» Goal of the exercise: Search the entries below for the word "Berkenvelder" and copy every line where it appears.

[Document page text data]
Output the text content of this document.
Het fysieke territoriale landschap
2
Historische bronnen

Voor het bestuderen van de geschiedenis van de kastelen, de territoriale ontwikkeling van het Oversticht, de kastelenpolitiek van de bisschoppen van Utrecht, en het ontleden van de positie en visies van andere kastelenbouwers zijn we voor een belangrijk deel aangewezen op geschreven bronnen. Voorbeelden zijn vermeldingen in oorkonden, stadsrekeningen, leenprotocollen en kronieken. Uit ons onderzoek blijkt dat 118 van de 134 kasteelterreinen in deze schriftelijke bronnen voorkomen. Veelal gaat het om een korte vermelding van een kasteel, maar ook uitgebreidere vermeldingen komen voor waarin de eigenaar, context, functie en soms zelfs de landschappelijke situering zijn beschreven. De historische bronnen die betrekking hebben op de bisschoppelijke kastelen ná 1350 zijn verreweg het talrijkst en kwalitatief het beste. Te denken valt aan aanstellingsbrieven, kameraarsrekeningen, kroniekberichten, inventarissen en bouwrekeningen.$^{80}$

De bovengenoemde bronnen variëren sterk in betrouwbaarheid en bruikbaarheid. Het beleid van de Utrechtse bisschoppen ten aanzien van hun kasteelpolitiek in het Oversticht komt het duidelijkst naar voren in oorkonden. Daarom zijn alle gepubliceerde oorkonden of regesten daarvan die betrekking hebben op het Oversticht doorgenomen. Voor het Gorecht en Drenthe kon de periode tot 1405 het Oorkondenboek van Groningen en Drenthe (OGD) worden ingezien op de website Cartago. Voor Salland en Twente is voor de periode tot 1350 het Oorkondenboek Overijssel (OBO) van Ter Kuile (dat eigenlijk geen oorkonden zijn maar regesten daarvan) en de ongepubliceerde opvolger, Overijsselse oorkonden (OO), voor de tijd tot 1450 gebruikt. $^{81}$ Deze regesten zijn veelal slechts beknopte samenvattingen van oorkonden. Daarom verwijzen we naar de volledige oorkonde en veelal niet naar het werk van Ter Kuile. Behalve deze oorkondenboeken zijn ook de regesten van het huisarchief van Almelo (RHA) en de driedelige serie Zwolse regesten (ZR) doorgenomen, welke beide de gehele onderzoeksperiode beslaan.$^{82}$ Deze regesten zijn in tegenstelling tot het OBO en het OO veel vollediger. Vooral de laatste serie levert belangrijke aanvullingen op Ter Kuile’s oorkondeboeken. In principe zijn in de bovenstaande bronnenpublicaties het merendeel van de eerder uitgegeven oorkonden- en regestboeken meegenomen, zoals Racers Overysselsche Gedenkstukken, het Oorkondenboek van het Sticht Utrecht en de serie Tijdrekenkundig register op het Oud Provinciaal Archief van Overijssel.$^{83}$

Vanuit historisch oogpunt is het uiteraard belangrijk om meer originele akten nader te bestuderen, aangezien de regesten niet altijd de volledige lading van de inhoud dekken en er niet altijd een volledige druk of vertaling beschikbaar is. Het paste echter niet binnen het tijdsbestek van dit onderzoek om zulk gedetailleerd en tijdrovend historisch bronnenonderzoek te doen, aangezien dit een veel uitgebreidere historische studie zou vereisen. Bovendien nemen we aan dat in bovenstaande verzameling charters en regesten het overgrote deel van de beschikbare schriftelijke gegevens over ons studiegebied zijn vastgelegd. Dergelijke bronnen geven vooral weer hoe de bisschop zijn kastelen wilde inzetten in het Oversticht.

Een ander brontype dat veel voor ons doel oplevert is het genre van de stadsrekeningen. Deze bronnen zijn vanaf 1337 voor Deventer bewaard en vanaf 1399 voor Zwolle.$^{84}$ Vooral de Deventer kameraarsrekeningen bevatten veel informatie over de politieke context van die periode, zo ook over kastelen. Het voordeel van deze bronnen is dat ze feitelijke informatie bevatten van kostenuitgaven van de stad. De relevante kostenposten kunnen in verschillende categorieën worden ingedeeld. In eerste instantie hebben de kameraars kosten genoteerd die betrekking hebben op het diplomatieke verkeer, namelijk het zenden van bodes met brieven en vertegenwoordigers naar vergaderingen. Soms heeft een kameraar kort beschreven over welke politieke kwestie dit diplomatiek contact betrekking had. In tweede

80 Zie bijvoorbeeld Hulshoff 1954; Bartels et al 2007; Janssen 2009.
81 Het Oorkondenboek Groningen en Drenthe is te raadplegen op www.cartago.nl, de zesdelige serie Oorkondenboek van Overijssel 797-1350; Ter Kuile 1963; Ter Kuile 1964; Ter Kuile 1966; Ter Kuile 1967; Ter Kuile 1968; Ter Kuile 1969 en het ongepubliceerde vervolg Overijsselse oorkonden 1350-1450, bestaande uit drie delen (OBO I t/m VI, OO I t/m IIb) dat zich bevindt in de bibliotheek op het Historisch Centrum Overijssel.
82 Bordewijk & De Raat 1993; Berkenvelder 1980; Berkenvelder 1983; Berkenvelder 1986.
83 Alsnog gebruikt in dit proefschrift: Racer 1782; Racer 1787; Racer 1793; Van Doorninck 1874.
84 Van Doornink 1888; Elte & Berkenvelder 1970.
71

» Response area:
82 Bordewijk & De Raat 1993; Berkenvelder 1980; Berkenvelder 1983; Berkenvelder 1986.
84 Van Doornink 1888; Elte & Berkenvelder 1970.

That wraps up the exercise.